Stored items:
▼
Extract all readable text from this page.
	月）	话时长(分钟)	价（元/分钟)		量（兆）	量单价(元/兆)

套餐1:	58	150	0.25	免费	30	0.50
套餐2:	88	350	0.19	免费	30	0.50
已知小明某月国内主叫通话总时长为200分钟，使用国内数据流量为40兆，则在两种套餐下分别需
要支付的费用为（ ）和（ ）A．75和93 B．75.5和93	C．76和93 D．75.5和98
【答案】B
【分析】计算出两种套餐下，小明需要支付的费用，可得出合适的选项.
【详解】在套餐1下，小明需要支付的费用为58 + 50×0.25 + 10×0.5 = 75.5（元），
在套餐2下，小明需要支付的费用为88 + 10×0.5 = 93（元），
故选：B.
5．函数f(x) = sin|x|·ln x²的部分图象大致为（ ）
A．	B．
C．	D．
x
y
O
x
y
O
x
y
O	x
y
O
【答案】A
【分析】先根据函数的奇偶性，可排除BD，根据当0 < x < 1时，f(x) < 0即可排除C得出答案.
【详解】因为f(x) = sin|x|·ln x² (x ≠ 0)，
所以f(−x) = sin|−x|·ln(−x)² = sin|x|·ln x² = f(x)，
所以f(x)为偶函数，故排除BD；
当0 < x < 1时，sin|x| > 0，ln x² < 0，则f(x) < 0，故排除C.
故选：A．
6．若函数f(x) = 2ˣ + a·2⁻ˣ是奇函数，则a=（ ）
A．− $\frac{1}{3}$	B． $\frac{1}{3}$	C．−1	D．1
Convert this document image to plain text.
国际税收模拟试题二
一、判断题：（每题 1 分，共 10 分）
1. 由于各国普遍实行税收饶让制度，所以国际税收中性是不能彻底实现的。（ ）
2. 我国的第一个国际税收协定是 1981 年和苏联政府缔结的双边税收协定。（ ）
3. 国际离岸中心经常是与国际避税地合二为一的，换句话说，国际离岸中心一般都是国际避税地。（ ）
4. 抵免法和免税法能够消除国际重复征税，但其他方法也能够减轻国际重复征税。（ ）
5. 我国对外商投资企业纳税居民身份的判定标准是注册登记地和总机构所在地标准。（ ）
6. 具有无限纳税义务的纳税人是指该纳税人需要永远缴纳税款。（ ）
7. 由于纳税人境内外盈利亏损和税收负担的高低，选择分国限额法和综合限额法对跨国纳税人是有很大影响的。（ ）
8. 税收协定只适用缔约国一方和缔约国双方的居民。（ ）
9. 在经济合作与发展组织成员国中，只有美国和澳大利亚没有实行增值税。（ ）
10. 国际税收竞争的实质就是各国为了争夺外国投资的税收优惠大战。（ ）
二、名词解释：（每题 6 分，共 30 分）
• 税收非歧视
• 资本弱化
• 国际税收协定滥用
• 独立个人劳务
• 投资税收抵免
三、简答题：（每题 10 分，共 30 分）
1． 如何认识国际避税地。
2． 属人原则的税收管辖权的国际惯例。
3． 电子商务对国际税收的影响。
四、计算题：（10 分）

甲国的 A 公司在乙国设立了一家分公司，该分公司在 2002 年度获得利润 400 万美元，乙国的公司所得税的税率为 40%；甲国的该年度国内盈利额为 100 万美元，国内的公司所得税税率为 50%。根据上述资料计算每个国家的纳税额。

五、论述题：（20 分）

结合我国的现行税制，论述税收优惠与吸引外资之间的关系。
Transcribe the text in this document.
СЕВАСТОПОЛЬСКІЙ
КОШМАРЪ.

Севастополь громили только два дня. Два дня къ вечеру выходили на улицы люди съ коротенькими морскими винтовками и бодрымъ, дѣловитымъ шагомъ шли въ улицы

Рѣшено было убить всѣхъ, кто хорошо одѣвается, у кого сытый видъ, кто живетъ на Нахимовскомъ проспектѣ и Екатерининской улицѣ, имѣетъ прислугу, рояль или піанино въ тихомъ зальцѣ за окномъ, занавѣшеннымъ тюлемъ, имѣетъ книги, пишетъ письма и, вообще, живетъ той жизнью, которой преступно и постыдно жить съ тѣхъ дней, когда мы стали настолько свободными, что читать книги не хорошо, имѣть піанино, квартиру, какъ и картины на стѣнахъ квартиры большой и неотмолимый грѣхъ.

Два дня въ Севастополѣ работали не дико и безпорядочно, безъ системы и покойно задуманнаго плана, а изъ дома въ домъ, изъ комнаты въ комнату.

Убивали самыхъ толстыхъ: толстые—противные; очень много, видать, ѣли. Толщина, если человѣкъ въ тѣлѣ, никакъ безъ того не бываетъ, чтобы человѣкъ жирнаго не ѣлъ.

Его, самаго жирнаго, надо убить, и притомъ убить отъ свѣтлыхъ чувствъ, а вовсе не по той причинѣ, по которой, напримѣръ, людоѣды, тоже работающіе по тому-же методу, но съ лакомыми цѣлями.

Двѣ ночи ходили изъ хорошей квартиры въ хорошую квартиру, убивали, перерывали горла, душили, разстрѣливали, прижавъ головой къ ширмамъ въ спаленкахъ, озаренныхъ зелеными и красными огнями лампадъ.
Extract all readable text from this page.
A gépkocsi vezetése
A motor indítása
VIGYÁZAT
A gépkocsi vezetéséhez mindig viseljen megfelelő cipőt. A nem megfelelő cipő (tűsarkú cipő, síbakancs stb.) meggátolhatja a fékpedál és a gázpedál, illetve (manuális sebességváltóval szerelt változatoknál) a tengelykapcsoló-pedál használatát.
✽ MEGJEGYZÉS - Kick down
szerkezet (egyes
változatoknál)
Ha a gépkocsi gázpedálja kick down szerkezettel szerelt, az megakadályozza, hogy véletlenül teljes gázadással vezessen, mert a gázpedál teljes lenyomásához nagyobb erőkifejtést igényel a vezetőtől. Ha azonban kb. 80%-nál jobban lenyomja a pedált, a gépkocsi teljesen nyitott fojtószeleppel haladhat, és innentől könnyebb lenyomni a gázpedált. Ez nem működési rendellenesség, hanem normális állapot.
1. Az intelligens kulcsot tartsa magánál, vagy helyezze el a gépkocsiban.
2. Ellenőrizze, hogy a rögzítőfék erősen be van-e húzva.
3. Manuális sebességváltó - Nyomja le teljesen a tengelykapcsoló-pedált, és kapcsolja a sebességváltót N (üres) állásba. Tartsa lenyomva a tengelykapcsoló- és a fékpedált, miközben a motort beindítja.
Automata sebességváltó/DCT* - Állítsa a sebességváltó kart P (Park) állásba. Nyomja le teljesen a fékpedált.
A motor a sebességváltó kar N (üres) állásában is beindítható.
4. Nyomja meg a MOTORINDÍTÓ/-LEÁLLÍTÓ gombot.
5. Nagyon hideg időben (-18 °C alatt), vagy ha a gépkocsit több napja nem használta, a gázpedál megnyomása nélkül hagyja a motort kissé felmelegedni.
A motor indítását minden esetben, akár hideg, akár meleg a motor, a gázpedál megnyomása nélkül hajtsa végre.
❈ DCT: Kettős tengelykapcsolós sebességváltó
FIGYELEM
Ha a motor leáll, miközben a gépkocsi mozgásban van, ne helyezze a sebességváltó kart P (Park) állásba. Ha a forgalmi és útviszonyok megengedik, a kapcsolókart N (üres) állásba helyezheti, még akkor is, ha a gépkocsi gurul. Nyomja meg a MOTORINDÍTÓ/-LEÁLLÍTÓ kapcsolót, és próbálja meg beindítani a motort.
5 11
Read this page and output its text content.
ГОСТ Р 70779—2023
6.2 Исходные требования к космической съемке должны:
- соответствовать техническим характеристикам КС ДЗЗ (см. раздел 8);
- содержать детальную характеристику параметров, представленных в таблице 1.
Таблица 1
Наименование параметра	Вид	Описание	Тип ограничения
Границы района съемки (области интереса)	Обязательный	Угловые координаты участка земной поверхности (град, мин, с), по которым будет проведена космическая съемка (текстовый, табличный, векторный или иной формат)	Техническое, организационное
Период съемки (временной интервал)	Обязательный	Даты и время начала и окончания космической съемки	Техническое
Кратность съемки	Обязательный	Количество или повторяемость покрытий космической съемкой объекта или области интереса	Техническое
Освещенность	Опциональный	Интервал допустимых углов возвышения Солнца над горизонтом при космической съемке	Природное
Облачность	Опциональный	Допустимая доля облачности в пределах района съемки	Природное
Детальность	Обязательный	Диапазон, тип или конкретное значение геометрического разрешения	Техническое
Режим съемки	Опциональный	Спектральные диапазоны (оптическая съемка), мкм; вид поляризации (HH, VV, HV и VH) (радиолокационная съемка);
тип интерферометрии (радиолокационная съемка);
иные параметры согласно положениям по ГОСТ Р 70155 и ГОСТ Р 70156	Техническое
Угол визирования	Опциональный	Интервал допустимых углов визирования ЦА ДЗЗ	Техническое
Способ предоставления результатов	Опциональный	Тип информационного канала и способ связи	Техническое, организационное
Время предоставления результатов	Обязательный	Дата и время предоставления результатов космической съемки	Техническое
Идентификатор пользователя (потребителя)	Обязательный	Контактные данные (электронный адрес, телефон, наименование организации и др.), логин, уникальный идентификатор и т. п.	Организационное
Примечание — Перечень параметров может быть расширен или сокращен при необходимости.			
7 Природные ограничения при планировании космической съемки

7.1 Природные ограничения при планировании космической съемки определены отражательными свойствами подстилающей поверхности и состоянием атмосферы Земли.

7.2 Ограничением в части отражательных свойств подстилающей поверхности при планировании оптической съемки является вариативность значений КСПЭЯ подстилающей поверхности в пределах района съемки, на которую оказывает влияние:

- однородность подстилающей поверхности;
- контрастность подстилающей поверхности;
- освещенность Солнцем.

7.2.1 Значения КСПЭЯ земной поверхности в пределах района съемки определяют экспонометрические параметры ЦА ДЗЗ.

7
▲
Identify the lines that hold the word "убить". Copy every one of them.

# Exercise response
Рѣшено было убить всѣхъ, кто хорошо одѣвается, у кого сытый видъ, кто живетъ на Нахимовскомъ проспектѣ и Екатерининской улицѣ, имѣетъ прислугу, рояль или піанино въ тихомъ зальцѣ за окномъ, занавѣшеннымъ тюлемъ, имѣетъ книги, пишетъ письма и, вообще, живетъ той жизнью, которой преступно и постыдно жить съ тѣхъ дней, когда мы стали настолько свободными, что читать книги не хорошо, имѣть піанино, квартиру, какъ и картины на стѣнахъ квартиры большой и неотмолимый грѣхъ.
Его, самаго жирнаго, надо убить, и притомъ убить отъ свѣтлыхъ чувствъ, а вовсе не по той причинѣ, по которой, напримѣръ, людоѣды, тоже работающіе по тому-же методу, но съ лакомыми цѣлями.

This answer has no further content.